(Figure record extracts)
****************************************

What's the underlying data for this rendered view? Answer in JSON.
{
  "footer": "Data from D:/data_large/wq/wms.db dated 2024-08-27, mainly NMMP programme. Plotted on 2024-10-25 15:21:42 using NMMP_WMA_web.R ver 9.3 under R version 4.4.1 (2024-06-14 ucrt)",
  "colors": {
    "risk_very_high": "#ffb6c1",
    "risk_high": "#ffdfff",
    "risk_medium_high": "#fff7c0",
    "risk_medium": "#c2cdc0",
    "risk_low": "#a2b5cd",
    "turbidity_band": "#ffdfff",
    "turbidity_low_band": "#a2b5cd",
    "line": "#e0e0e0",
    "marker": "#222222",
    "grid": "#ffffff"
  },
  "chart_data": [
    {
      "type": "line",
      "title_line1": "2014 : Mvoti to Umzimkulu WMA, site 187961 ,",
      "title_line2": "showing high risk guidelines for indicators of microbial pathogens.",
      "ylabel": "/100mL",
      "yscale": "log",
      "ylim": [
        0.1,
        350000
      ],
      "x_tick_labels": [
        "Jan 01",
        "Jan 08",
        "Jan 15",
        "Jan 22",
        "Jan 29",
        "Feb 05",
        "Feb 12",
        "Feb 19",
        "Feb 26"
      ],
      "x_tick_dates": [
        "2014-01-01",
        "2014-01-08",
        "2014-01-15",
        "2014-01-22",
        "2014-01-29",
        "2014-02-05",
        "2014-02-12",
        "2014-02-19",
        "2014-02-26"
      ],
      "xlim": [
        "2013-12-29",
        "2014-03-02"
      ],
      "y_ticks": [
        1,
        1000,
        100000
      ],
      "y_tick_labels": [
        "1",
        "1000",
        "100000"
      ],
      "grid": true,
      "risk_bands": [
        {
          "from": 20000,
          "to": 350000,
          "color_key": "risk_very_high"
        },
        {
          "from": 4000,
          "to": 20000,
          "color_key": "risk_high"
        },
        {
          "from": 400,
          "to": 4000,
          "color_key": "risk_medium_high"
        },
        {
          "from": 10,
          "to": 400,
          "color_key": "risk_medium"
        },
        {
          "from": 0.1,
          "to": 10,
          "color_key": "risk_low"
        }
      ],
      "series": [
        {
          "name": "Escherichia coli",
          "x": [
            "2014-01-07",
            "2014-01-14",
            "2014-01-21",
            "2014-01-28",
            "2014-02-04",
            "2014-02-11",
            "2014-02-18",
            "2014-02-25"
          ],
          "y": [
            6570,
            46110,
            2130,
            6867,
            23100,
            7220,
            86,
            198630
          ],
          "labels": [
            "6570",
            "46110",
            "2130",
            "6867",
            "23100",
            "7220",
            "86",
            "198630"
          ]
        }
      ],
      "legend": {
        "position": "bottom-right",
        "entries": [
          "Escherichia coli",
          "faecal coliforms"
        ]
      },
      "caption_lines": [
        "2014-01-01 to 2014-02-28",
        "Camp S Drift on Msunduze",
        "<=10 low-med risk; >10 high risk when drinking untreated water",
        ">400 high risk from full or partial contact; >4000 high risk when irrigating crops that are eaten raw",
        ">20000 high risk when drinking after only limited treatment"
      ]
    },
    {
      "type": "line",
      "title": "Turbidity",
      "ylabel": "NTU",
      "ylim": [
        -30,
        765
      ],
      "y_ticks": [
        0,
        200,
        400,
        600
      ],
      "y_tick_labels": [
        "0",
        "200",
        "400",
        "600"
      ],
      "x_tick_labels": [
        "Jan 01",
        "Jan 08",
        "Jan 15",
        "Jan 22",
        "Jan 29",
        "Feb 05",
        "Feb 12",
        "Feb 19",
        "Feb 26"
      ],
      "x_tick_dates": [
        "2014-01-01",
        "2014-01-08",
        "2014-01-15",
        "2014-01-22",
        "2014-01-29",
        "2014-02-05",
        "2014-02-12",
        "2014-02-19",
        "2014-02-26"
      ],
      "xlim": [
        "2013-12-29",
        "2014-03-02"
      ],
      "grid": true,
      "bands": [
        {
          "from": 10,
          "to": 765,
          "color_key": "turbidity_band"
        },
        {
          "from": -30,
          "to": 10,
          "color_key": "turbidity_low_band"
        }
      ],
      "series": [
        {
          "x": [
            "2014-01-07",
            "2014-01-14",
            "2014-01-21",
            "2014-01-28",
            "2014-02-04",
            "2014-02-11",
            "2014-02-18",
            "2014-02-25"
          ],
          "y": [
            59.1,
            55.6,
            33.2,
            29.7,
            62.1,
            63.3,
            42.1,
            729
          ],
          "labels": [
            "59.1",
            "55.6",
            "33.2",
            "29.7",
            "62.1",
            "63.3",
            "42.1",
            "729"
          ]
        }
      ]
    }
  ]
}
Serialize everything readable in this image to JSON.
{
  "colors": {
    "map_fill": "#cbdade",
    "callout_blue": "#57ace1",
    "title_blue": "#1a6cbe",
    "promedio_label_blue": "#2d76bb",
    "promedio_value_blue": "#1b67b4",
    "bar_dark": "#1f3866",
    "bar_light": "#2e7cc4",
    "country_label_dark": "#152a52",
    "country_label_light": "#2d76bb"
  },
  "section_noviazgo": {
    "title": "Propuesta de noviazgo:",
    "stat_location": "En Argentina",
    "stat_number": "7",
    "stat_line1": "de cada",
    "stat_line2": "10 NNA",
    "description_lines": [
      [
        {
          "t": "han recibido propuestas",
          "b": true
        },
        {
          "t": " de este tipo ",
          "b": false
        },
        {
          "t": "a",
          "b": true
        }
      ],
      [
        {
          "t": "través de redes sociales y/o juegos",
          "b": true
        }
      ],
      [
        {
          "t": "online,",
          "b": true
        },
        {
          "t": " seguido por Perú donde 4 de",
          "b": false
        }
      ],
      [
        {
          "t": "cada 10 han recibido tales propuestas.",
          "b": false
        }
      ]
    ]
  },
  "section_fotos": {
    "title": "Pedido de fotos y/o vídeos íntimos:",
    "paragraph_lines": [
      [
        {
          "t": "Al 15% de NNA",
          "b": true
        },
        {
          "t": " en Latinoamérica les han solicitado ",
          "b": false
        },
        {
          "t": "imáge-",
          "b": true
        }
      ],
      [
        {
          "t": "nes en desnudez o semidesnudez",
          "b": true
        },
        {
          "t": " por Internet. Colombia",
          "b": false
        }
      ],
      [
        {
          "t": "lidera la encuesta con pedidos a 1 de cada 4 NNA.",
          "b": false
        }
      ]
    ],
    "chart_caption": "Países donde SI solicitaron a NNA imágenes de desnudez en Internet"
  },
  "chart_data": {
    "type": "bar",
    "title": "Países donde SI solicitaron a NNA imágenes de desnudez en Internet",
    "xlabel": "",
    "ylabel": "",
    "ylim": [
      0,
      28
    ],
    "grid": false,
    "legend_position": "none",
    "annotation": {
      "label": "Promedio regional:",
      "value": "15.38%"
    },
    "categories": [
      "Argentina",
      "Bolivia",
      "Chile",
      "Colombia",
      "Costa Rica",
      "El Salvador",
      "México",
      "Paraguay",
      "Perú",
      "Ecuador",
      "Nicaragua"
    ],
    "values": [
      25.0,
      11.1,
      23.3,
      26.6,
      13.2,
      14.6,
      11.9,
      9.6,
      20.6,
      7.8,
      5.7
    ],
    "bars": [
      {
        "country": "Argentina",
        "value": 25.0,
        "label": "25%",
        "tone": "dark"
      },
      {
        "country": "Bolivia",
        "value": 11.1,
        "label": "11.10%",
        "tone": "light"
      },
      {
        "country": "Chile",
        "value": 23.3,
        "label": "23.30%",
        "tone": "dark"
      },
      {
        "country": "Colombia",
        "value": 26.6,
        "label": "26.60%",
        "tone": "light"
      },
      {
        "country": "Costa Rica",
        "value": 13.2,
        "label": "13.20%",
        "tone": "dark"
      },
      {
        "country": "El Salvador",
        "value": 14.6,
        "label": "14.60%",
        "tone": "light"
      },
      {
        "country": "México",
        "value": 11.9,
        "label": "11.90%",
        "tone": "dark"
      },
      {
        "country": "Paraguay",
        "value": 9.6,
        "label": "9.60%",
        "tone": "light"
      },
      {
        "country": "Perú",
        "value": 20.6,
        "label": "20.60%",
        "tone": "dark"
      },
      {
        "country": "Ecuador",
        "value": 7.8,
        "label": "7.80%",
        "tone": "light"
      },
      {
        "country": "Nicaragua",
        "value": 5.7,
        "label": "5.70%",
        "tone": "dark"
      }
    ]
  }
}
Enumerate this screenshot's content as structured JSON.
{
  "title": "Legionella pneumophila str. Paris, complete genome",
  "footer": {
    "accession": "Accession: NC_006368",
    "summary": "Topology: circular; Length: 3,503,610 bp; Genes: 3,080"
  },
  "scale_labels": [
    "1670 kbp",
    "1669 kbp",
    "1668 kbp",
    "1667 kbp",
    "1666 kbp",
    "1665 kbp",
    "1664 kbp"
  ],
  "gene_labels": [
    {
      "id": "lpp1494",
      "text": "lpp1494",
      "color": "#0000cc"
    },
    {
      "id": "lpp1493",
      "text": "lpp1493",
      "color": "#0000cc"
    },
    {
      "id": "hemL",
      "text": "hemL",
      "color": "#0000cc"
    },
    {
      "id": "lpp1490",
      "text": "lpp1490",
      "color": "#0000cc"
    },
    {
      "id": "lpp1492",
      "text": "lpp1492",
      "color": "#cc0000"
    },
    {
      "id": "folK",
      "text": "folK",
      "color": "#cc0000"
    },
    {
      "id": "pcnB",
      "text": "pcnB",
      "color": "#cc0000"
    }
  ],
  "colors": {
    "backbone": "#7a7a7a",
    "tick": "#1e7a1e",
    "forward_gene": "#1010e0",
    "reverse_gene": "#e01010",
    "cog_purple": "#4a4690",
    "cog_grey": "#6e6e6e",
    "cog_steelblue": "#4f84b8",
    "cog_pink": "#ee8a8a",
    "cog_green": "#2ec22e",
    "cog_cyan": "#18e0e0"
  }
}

****************************************

*Aim of the exercise*: Whenever a line of the data contains "desnudez", it counts; state how many such lines there are, with nothing added.

*Solution to this task*: 3